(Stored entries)
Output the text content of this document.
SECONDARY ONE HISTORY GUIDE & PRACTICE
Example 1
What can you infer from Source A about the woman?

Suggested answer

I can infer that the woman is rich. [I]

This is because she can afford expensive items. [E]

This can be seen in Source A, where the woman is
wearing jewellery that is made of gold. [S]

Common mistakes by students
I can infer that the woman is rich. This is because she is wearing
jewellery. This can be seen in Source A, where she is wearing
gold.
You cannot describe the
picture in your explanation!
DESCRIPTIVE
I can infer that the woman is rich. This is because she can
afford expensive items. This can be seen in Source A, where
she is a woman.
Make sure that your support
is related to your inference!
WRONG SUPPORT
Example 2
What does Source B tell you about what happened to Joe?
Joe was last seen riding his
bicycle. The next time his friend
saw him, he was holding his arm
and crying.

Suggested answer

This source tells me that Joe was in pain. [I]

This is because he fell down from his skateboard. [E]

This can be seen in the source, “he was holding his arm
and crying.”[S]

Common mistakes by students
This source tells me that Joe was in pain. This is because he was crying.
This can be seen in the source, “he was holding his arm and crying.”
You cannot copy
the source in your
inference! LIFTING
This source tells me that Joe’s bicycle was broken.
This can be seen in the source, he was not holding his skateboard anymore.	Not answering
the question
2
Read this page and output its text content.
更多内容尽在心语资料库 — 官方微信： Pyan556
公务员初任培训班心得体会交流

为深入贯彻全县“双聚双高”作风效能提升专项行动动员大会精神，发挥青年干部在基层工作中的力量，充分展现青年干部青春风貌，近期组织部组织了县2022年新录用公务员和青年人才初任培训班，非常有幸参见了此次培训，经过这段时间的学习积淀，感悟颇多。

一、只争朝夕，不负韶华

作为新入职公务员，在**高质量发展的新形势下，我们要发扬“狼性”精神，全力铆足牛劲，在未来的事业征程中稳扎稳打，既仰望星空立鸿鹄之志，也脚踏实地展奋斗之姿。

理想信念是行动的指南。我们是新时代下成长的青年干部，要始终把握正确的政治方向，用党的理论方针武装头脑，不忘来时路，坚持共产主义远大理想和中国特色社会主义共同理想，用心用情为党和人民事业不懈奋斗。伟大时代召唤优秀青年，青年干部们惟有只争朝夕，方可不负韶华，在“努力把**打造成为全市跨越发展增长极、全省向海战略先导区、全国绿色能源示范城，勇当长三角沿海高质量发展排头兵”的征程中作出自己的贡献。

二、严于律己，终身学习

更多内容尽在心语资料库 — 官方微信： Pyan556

= Task details =
Using the entries above, return each line that includes the word "afford".

= The reply =
This is because she can afford expensive items. [E]
afford expensive items. This can be seen in Source A, where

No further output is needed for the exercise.